#### Passage given
---+---

Hover Mother
It’s an interesting Mother’s Day for me this year with two teenagers in the house and more on the way. My youngest recently turned 13 and I can hardly believe it. It didn’t happen overnight, of course, but when you add to that the fact that next year I’ll be living with three teenagers and two other young adults coming and going I’m worn out at just the thought. After my fiancé and I marry I will technically be a “stepmother” which sounds so funny to me. I’ve never known where that title originated from but I’m very familiar with it.
Stepmoms typically get a bad rap in the movies and in fairy tales so I’m not sure I like the title! Someone today asked me how I felt about being a stepmom and I did a double take. It was a legitimate question but we were just out shopping so I wasn’t really prepared for it. The timing was certainly interesting though because right now my “mothering” is in question.
Don’t worry it’s not for any nefarious reason that my parenting is under scrutiny! From the biggest picture perspective you could say that I have a unique opportunity right now to talk about my life as a mother and the hopes and dreams that I have for my children. On the one hand this is very easy because I have so many hopes and dreams for my boys but on the other hand it’s a bit of a challenge. I struggle with anyone questioning that I might not have my children’s best interest in mind all the time. I take my job as a Mom really seriously.
This mindset started from day one and I think back to being pregnant and how I started praying for each one of my boy’s everyday from the moment I knew they were growing in the womb. Much like today I had a list of things I prayed for with each one of them and it was a daily litany. I was committed then, as I am today, to requiring the best of myself as a parent.
What I anticipated, but of course had never experienced, was that being a great parent would require more than you have to give. I knew God’s hand would have to be at work but I had no idea how much. I also wasn’t prepared for the reality that I would feel like a stranger in a strange land as a parent. I guess I thought being a parent was a bit like joining an organization where everyone had the same values. I hate to admit that if I’d really known how much God would allow me to be stretched I never would have ventured out.
One thing I really struggle with as a Mom are those folks on the sidelines of your life that tend to be a lot like armchair quarterbacks. With two autistic kiddos the circle of people that gets involved in your life can be a little bit bigger than it is for most families so you have more quarterbacks. They have a lot of opinions about how you should be raising your kids without sometimes having the practical experience to be qualified to comment. Those sideliners also tend to be very vocal. It’s easy to be outspoken when you don’t know what you’re talking about or have to actually face the player you’re criticizing. From a distance we always feel safe to say rotten things.
I have fairly thick skin but I’m also like a lot of folks. I have a hard time remembering the nice encouraging comments and the barbs stick longer than they should. Don’t you hate that? I do and I know that’s exactly what the enemy of my soul wants. He wants me to really feel those darts to my heart. The dart that is sticking right now is a comment referring to me as a religious fanatic in the way I’m raising my kids.

---+---

#### Direction
Pick up the essay on motherhood after its last sentence and continue it.

---+---

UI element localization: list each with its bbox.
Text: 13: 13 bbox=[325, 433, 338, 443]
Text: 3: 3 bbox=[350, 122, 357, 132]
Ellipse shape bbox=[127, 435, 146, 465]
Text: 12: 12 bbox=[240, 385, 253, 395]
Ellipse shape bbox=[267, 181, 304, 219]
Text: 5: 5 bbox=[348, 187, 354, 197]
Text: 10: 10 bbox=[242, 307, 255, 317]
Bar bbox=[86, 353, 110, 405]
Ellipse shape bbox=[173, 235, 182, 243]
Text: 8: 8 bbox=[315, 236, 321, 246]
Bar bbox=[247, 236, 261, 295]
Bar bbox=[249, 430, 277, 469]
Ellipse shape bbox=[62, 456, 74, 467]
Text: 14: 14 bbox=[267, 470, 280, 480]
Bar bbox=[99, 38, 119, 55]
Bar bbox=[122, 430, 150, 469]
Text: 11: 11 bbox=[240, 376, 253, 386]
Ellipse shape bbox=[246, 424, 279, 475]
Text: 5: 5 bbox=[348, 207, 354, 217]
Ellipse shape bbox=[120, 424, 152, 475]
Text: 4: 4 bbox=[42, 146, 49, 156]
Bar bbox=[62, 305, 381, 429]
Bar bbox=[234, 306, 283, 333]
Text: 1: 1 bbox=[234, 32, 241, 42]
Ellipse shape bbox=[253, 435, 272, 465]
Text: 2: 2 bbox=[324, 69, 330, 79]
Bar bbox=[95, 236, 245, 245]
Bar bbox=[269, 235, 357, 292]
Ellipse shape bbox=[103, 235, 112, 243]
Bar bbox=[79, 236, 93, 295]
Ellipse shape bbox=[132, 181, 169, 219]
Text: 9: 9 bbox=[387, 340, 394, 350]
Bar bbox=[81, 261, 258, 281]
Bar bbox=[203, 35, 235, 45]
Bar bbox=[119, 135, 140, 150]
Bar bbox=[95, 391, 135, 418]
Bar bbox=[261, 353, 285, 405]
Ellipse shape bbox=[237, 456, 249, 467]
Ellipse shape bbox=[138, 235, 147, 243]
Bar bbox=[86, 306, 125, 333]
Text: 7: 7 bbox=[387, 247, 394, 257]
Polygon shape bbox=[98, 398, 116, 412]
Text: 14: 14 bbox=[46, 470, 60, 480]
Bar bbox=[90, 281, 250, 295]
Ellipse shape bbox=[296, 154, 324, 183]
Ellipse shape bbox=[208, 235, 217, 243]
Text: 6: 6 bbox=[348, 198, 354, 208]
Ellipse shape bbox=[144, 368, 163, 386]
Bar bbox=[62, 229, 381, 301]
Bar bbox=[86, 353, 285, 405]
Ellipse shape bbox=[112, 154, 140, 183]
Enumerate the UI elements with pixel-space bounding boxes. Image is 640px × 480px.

---+---

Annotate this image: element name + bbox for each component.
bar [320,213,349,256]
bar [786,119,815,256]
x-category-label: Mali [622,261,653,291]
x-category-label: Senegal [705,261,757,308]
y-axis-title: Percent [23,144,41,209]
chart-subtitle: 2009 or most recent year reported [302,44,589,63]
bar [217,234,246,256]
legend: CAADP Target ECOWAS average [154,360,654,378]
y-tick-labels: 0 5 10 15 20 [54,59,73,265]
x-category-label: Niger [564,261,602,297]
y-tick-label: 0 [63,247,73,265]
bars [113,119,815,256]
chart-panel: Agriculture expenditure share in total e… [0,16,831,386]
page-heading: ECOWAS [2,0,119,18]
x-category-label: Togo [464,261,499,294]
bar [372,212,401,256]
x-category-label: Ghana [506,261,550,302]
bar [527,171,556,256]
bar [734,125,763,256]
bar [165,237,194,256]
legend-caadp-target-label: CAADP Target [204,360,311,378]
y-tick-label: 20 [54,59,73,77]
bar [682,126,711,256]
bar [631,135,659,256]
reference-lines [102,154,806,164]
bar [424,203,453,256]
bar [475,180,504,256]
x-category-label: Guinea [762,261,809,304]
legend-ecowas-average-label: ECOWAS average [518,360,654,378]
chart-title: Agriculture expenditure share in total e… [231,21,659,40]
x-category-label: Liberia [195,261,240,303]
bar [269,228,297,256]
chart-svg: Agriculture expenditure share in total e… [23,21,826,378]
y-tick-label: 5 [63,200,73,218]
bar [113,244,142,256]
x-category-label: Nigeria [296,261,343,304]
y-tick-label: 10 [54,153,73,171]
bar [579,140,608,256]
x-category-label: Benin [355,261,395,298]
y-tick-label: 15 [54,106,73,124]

---+---

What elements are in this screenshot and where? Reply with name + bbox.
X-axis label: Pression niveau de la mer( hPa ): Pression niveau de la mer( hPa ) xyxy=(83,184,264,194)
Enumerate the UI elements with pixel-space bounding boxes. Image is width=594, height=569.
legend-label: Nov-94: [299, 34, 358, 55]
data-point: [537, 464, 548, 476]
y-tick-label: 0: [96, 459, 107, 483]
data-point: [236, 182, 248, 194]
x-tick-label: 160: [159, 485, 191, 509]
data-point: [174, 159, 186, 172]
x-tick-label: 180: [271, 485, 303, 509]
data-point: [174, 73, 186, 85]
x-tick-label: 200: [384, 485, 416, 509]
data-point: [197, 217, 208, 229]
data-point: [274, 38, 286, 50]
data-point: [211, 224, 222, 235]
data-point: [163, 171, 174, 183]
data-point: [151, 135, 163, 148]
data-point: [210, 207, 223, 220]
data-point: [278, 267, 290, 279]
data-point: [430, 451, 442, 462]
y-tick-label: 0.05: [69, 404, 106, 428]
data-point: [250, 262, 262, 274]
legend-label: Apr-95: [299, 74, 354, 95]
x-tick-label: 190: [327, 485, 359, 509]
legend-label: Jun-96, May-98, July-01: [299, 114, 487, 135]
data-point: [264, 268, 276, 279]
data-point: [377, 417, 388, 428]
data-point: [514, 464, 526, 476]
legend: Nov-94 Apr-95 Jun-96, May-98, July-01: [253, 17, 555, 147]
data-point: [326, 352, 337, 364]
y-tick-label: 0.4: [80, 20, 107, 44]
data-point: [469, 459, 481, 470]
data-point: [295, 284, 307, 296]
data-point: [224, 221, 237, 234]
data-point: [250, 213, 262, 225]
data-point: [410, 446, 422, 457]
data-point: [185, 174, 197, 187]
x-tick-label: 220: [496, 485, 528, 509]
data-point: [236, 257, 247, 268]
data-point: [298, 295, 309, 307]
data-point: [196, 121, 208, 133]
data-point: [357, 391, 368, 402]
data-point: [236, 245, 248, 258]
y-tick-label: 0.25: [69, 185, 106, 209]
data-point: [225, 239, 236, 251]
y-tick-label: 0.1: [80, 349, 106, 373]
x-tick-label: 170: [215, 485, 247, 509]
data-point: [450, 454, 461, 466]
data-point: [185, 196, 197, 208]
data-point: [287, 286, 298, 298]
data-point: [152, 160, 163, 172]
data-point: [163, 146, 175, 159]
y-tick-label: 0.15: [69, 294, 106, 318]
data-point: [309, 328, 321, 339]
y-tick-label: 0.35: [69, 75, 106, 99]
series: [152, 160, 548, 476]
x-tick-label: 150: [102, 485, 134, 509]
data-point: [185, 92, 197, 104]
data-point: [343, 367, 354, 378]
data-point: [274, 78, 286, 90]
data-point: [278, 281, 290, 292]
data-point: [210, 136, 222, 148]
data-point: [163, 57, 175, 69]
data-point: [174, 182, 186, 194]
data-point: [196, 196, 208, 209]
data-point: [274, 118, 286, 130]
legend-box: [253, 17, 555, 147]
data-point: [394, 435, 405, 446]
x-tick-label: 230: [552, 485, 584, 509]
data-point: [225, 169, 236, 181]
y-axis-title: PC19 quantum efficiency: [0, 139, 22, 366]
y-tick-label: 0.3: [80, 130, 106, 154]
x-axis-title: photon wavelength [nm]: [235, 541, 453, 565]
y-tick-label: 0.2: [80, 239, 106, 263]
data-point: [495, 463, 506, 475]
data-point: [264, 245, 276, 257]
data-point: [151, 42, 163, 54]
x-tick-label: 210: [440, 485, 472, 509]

---+---

#### Exercise answer
It’s funny because if you really looked into the meaning of a phrase like that it could be very positive. Typically though if you think of a mother being a “religious fanatic” you’re going to get a picture of a woman with a funky braided hairdo wearing a cotton dress with a lace collar. Her kids would probably be homeschooled and not allowed to play video games. They might even have to eat all their fruits and vegetables whereas mine don’t. Take that picture a little farther and you start to think about compounds out in the middle of Texas or maybe even horses and buggies along with arranged marriages, etc. Now I’m the one stereotyping here but I think you get the picture.
The person making the comment about me was saying that I’m an extremist and I suppose what goes along with that is the opinion that my beliefs are misled or irrational. Rather than say they don’t agree with some of my thinking they’ve chosen to defend their thinking by criticizing mine. That’s a common tactic but is it fair? I don’t think so.
I think it’s more accurate to say that I’m someone with standards. I believe being a parent is a privilege and I didn’t head into my journey as a mother to just be average. I set out and asked the Lord for a chance to make a contribution to His kingdom by hopefully raising some kids that would grow up to be beautiful in heart, capable, Godly, and fulfill the purpose He would have for them.
What I’ve discovered along the way is that this requires a strong commitment to swim against the tide. You have to be willing to disrupt the status quo. Interestingly, in the world today kids seem to know this more than adults. In a recent survey conducted amongst thousands of teens in California those surveyed said that the greatest challenge they face is the breakdown of the family. They saw this as the number one threat to their existence. Add to that list violence, alcohol and other drug abuse, eating disorders, mental health issues, and all the other scary stuff in the world and the list of serious concerns threatening kids is very depressing.
What these kids are saying in this survey is that we live in a messed up world and it starts with messed up families. I don’t think this is a cop out on their part. I think this is teenagers saying they want healthy high functioning parents who care about the important stuff and I want to be one of those.
If that makes me a “religious fanatic” then I guess I will wear that title but in order to do so I’m going to have to look at the positive attributes of those two words joined together. Yes, I seek to be very “thorough and conscientious” as a parent. I’m “enthusiastic” (most of the time) and “I believe in a higher being” that sets a few standards for his children and I want to model those same standards.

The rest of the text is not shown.